→ Instructions for the task: Search the material below for the word "JSON" and copy every line in which it occurs.
= = = =
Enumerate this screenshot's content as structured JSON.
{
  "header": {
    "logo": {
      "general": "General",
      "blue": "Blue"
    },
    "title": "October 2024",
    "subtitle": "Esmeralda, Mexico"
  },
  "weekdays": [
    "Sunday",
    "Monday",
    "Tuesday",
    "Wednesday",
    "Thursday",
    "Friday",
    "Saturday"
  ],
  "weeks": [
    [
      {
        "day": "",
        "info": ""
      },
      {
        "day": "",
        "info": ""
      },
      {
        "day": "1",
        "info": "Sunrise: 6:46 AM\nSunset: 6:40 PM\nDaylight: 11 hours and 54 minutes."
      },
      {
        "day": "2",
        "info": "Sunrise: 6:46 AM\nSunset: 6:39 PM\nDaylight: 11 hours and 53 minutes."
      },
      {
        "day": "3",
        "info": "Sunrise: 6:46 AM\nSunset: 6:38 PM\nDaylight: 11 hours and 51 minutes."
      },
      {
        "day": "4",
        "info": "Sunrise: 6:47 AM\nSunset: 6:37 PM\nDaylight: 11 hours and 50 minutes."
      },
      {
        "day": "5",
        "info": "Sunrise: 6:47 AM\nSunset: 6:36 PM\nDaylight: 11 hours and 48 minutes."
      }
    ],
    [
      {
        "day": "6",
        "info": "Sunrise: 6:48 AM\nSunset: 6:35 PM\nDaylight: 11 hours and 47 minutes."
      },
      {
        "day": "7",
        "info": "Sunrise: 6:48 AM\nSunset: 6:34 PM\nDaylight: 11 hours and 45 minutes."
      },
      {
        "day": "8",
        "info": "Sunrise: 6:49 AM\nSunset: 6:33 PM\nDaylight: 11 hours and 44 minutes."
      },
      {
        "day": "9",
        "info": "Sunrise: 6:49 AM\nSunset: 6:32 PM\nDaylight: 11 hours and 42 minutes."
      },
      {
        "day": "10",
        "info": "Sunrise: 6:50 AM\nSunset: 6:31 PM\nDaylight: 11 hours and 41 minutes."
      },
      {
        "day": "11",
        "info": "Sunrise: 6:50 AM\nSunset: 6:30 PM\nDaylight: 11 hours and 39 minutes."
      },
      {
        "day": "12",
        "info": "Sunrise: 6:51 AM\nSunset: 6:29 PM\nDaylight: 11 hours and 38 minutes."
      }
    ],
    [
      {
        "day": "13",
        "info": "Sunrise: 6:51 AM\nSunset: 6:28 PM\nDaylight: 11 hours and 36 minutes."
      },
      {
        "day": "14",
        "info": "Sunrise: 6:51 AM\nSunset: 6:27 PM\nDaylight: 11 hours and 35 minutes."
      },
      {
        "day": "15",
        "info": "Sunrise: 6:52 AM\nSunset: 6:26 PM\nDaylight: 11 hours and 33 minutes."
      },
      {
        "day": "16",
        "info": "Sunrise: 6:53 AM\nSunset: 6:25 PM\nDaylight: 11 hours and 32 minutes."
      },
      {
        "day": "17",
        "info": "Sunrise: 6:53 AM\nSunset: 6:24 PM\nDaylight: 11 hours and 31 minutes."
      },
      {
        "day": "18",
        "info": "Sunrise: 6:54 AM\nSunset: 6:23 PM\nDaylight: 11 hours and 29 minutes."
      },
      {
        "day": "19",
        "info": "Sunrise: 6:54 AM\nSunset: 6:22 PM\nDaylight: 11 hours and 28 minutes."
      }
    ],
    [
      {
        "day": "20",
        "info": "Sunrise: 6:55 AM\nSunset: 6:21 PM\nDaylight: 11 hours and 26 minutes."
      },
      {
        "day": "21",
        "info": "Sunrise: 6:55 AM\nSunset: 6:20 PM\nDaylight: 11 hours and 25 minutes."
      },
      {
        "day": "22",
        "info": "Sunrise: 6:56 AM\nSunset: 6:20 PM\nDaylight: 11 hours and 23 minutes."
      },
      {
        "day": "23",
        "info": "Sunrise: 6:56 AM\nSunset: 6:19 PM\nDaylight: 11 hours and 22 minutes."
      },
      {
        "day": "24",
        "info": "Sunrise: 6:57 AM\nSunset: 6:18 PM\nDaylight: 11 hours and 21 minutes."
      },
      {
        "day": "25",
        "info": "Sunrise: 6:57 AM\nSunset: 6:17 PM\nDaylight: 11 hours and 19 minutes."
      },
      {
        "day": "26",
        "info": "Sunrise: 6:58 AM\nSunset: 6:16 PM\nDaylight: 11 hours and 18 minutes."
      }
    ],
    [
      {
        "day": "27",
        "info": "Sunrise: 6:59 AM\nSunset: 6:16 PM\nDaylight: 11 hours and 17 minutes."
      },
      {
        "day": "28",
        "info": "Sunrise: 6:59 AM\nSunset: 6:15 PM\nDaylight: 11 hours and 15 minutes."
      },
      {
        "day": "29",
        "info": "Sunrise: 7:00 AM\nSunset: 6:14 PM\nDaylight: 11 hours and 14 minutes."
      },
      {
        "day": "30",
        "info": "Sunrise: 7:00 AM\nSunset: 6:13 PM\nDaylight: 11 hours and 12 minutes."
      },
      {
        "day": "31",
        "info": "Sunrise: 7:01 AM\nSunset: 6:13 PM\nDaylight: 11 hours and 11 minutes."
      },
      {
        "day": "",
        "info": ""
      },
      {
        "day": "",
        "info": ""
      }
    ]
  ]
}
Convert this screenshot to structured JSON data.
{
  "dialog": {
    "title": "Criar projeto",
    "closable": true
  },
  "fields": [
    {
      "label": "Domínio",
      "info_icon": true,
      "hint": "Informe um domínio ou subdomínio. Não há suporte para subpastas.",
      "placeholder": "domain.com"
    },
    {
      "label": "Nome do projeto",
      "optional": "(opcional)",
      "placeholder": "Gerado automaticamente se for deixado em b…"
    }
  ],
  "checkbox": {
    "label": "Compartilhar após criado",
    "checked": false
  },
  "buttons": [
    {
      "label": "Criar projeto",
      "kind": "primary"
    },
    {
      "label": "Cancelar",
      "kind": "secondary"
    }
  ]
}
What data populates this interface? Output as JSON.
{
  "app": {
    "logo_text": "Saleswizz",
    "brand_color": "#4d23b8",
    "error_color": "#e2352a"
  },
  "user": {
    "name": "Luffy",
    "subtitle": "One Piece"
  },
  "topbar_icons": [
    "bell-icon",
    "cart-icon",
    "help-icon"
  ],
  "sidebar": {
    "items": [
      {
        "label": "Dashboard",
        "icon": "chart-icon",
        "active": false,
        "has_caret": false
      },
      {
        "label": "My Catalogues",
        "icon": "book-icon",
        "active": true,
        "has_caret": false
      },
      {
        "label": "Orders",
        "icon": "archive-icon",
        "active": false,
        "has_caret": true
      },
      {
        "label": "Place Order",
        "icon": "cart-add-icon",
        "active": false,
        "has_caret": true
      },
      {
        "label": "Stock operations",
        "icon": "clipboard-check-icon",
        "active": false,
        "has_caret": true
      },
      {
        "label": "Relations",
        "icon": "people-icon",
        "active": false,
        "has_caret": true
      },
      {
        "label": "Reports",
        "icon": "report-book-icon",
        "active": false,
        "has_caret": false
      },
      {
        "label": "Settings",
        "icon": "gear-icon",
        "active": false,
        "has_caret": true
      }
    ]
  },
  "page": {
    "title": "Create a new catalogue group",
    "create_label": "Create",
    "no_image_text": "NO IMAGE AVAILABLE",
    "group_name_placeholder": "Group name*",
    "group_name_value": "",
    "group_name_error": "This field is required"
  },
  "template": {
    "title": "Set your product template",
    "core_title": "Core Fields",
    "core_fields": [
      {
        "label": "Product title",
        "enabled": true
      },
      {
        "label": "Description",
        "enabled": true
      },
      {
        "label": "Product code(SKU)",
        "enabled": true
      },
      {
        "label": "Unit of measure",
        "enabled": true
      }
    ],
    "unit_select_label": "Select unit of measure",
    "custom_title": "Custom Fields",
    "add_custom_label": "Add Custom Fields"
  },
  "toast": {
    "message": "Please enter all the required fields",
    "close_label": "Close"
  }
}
= = = =
→ Result for this exercise:
Enumerate this screenshot's content as structured JSON.
Convert this screenshot to structured JSON data.
What data populates this interface? Output as JSON.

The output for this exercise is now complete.